▶ **Brief**:
Locate every line below that contains the word "Весенняя" and copy it.
═══ Source records ═══
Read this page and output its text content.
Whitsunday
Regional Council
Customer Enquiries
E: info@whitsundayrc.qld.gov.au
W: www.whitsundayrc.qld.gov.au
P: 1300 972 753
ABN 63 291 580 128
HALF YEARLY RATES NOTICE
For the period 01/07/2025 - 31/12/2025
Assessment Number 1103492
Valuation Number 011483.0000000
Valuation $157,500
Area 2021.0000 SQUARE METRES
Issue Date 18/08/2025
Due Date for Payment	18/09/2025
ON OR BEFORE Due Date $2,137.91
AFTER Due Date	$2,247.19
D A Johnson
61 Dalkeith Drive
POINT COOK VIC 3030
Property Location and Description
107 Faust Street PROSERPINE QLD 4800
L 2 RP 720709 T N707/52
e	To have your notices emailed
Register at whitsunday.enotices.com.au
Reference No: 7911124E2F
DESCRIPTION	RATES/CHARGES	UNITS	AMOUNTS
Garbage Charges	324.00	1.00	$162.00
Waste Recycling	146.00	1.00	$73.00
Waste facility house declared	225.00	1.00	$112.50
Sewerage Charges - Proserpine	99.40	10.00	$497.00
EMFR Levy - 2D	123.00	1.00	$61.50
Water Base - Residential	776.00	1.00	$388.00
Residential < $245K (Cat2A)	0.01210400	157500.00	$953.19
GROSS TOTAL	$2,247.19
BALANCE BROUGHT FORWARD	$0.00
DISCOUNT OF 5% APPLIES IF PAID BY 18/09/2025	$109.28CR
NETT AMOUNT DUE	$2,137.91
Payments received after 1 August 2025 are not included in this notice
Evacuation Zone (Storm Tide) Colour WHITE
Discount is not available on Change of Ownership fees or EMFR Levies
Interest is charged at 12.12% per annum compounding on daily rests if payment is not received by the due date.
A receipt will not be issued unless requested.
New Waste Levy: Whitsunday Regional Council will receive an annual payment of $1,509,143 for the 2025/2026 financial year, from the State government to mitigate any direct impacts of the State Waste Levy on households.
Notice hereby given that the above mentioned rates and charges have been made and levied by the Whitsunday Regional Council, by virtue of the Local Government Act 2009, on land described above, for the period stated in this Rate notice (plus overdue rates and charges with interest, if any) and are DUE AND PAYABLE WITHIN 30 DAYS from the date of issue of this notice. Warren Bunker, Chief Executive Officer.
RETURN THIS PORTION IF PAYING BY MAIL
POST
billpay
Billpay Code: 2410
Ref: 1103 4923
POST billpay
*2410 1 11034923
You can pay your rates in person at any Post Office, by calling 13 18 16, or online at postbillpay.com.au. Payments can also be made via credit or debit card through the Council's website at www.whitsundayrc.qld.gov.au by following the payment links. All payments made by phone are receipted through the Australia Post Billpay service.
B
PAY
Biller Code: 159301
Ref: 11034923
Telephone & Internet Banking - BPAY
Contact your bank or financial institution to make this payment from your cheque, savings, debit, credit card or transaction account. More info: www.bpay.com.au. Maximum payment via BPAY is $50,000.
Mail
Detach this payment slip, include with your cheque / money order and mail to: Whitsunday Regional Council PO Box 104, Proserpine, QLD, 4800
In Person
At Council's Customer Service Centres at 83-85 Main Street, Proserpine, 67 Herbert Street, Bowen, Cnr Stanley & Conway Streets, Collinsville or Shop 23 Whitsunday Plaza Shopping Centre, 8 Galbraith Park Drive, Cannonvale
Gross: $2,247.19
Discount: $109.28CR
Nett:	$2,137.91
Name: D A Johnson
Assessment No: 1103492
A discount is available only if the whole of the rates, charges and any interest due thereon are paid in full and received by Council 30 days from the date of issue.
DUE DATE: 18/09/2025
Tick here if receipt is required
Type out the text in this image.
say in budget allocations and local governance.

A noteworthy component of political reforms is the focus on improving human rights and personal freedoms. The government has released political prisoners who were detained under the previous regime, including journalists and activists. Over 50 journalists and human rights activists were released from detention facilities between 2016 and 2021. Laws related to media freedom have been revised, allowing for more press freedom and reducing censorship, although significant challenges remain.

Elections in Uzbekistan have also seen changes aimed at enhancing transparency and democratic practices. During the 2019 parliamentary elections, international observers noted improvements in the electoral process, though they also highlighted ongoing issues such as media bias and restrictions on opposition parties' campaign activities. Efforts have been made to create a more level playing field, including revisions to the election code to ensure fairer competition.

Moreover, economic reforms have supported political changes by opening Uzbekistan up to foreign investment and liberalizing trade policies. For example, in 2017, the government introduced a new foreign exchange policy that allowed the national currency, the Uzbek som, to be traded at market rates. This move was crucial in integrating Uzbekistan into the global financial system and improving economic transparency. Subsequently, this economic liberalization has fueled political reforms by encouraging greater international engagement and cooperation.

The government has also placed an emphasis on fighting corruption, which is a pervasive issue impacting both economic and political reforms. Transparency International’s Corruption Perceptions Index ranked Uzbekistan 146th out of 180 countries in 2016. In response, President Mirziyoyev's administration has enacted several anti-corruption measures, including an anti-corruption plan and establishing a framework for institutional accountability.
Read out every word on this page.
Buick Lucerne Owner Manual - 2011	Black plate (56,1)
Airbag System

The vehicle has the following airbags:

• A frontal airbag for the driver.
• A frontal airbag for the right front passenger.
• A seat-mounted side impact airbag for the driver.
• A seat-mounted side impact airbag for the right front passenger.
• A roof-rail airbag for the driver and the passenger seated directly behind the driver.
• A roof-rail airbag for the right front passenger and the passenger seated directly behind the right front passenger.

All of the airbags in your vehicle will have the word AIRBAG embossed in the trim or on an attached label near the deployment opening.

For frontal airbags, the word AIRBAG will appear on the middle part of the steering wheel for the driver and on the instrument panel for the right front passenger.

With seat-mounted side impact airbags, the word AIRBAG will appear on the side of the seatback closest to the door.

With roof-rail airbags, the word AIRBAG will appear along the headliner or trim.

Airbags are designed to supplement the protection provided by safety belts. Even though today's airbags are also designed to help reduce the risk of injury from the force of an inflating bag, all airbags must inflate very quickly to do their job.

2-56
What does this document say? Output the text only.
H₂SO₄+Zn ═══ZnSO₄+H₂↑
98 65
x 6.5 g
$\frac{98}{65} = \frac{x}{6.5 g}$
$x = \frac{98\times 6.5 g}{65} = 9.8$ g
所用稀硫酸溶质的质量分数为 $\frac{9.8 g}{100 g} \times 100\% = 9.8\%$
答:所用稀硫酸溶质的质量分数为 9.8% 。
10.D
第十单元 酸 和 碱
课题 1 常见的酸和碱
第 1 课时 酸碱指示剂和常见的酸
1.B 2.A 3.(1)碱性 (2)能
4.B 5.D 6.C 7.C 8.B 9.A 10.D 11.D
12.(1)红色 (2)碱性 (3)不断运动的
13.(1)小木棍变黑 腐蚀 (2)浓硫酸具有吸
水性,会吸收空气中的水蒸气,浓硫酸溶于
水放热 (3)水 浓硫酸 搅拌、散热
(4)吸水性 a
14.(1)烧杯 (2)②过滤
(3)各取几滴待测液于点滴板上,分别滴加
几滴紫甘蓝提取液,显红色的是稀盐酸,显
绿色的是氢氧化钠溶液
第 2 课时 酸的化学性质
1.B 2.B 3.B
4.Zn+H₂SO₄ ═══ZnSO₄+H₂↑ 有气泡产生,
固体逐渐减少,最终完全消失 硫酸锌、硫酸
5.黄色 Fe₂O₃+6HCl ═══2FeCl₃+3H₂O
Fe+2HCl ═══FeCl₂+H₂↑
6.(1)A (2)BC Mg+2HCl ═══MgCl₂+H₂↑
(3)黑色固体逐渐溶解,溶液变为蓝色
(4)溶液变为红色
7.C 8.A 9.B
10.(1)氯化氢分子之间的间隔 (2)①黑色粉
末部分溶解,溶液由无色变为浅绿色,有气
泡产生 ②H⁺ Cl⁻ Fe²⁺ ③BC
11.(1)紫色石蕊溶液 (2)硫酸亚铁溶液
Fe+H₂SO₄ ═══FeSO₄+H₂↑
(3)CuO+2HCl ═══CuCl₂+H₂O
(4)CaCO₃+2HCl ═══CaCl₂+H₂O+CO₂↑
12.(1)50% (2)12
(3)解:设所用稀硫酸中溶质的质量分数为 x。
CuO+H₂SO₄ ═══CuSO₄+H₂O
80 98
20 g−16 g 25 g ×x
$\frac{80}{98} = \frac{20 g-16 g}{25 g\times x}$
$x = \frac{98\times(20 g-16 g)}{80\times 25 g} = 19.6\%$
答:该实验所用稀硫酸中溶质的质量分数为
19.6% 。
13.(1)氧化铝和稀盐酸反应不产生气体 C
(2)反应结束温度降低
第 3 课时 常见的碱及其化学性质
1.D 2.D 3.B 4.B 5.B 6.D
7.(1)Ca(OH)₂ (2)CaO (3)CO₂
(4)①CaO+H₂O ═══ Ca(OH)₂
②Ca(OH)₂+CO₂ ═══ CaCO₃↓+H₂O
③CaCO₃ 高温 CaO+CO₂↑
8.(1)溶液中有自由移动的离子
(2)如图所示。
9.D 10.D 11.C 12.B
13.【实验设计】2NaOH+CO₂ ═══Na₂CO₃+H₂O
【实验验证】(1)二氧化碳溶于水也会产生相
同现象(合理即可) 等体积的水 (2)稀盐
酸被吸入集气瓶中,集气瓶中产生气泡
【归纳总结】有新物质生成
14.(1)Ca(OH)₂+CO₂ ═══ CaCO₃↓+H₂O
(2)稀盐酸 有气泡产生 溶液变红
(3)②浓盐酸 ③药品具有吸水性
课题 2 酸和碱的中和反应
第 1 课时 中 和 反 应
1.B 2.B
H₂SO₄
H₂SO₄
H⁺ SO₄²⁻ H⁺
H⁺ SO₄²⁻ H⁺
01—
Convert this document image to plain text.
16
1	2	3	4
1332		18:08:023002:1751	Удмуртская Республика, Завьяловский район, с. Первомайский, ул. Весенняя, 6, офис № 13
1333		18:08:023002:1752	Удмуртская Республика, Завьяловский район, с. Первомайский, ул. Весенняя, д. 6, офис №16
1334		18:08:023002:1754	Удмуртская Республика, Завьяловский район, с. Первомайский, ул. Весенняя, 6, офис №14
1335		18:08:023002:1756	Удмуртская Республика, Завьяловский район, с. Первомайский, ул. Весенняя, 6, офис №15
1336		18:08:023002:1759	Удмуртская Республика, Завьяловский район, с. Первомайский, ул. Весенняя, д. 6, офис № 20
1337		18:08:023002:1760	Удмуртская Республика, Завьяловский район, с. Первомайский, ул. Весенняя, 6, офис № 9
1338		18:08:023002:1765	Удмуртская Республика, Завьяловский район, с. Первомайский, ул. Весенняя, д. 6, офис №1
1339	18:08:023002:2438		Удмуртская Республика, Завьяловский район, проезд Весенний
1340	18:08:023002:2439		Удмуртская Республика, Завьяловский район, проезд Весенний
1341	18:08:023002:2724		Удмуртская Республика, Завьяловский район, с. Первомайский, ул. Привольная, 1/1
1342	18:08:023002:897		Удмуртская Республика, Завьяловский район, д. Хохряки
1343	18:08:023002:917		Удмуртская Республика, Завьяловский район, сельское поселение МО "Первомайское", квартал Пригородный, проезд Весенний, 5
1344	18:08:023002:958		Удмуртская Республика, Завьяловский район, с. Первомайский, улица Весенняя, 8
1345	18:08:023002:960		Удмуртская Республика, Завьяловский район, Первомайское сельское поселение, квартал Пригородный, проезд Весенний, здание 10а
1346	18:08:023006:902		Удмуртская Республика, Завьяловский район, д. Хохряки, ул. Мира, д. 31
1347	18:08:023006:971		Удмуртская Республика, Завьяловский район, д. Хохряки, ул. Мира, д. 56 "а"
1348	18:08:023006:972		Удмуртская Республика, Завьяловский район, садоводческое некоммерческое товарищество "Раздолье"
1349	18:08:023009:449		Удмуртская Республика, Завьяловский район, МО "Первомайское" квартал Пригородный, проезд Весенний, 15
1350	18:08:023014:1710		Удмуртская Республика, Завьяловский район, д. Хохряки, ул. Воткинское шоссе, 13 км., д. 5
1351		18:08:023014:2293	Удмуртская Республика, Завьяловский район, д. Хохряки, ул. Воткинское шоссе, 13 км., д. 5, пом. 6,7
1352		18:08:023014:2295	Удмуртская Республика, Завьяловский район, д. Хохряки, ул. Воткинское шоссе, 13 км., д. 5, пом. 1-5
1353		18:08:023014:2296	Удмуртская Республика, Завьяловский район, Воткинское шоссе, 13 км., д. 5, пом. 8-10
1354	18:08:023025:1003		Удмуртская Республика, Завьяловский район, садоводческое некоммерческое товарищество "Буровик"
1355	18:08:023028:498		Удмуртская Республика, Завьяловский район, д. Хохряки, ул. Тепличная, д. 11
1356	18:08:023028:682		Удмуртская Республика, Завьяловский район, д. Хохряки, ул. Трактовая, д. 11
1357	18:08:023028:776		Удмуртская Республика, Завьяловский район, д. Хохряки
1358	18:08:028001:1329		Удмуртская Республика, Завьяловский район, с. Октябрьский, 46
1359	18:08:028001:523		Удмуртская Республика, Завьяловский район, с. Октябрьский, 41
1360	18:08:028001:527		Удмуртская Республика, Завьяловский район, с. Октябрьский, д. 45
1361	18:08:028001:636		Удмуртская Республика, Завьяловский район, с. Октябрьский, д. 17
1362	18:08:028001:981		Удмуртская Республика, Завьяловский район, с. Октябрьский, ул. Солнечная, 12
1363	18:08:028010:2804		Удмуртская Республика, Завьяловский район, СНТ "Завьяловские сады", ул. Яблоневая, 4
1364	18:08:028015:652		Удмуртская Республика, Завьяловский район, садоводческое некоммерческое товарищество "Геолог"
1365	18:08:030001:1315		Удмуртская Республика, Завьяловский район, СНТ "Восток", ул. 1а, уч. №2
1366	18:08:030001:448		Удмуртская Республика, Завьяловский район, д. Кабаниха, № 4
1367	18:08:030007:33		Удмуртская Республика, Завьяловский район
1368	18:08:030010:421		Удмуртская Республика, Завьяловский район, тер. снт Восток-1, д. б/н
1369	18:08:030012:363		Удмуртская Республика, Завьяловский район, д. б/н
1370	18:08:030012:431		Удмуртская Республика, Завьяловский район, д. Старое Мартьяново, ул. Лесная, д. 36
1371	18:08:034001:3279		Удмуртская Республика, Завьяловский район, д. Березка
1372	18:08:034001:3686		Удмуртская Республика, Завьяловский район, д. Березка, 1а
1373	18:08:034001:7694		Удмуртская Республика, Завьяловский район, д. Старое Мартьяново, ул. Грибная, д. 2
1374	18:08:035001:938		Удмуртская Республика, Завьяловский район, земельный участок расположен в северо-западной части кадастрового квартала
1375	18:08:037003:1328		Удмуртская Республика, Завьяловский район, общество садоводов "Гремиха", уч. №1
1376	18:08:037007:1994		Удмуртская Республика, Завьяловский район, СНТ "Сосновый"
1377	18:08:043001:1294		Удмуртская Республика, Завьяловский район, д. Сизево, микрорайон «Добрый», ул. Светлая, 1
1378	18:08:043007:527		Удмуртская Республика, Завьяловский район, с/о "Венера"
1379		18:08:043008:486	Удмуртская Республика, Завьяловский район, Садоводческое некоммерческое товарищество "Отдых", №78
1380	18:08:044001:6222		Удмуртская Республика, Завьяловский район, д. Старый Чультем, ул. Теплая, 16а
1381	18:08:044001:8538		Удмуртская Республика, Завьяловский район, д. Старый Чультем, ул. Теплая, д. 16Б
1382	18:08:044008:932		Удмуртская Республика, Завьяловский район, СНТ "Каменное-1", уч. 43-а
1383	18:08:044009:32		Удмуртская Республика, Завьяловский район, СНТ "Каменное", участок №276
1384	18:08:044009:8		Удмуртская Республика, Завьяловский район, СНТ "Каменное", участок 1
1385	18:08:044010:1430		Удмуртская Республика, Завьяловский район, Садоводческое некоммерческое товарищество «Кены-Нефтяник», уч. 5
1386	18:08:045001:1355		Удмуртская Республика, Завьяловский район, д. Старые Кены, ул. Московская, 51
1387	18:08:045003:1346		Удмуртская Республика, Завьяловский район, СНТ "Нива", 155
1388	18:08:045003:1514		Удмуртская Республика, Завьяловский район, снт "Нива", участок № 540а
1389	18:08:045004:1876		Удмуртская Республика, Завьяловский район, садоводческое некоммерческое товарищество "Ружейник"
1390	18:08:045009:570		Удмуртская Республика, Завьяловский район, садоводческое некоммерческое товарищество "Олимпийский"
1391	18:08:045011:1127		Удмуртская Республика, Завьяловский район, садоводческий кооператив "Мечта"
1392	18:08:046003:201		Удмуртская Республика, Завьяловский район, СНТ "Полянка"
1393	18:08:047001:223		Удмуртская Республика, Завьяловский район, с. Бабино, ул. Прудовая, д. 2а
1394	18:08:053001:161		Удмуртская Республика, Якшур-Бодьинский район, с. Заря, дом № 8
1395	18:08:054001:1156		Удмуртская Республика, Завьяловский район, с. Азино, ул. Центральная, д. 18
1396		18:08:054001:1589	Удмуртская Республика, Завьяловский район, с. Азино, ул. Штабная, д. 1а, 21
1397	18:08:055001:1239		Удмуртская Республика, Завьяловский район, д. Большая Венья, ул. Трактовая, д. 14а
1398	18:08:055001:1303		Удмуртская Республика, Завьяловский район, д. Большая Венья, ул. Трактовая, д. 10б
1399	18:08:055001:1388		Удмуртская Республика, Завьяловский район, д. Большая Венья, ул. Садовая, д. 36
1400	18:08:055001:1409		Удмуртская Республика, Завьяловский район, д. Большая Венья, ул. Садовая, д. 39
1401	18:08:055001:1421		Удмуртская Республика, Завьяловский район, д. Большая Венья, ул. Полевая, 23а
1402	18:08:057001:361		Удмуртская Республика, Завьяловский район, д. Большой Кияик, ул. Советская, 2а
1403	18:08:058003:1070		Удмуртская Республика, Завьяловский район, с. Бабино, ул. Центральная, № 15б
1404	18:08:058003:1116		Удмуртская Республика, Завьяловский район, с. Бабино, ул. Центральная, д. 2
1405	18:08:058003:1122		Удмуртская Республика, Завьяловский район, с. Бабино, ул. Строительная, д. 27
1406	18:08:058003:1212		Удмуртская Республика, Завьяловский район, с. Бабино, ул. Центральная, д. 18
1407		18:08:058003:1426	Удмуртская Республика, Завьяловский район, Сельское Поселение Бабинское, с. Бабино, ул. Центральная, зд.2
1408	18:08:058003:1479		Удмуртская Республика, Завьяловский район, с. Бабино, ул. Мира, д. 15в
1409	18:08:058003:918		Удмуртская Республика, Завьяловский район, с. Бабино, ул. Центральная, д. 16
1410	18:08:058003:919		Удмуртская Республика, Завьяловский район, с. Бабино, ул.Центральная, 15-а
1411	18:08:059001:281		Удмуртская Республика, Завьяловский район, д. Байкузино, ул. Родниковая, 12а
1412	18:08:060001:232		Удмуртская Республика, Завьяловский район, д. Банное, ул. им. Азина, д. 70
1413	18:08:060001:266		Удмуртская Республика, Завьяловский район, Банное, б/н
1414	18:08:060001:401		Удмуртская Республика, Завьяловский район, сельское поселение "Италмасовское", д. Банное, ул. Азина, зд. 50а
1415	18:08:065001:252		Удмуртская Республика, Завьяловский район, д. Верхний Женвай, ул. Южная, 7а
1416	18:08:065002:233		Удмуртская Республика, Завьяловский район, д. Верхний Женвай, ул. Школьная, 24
═══
▶ **Response to the exercise**:
1332		18:08:023002:1751	Удмуртская Республика, Завьяловский район, с. Первомайский, ул. Весенняя, 6, офис № 13
1333		18:08:023002:1752	Удмуртская Республика, Завьяловский район, с. Первомайский, ул. Весенняя, д. 6, офис №16
1334		18:08:023002:1754	Удмуртская Республика, Завьяловский район, с. Первомайский, ул. Весенняя, 6, офис №14
1335		18:08:023002:1756	Удмуртская Республика, Завьяловский район, с. Первомайский, ул. Весенняя, 6, офис №15
1336		18:08:023002:1759	Удмуртская Республика, Завьяловский район, с. Первомайский, ул. Весенняя, д. 6, офис № 20
1337		18:08:023002:1760	Удмуртская Республика, Завьяловский район, с. Первомайский, ул. Весенняя, 6, офис № 9
1338		18:08:023002:1765	Удмуртская Республика, Завьяловский район, с. Первомайский, ул. Весенняя, д. 6, офис №1
1344	18:08:023002:958		Удмуртская Республика, Завьяловский район, с. Первомайский, улица Весенняя, 8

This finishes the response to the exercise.